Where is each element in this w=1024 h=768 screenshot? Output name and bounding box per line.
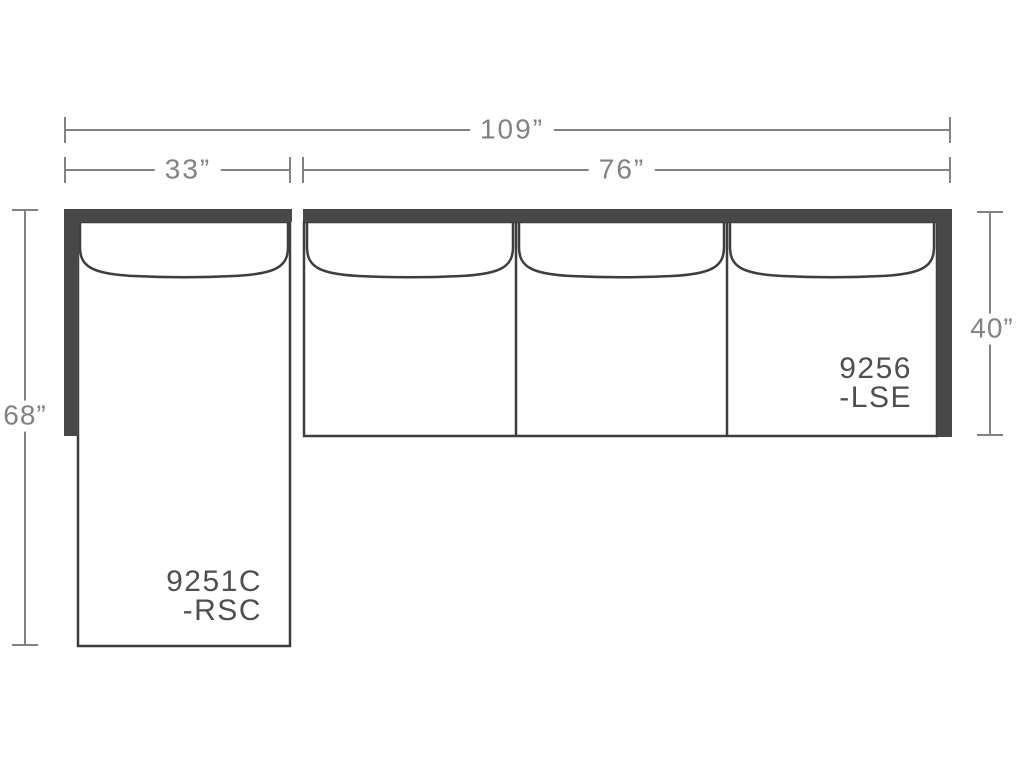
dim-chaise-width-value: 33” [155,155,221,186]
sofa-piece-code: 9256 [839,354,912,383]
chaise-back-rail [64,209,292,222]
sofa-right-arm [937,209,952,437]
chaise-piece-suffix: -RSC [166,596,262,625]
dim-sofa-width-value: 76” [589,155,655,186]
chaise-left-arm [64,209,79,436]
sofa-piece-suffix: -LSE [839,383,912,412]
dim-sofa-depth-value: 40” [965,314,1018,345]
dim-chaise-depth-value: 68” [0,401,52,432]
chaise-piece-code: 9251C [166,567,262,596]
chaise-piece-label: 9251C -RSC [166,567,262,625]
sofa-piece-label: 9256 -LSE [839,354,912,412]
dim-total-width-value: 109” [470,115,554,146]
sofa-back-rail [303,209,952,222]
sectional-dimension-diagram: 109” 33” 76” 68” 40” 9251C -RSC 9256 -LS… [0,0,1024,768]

Task instructions: How many lines in the entries above contain the string "depth"? Case matters. Reply with the number alone.

Complete answer: 2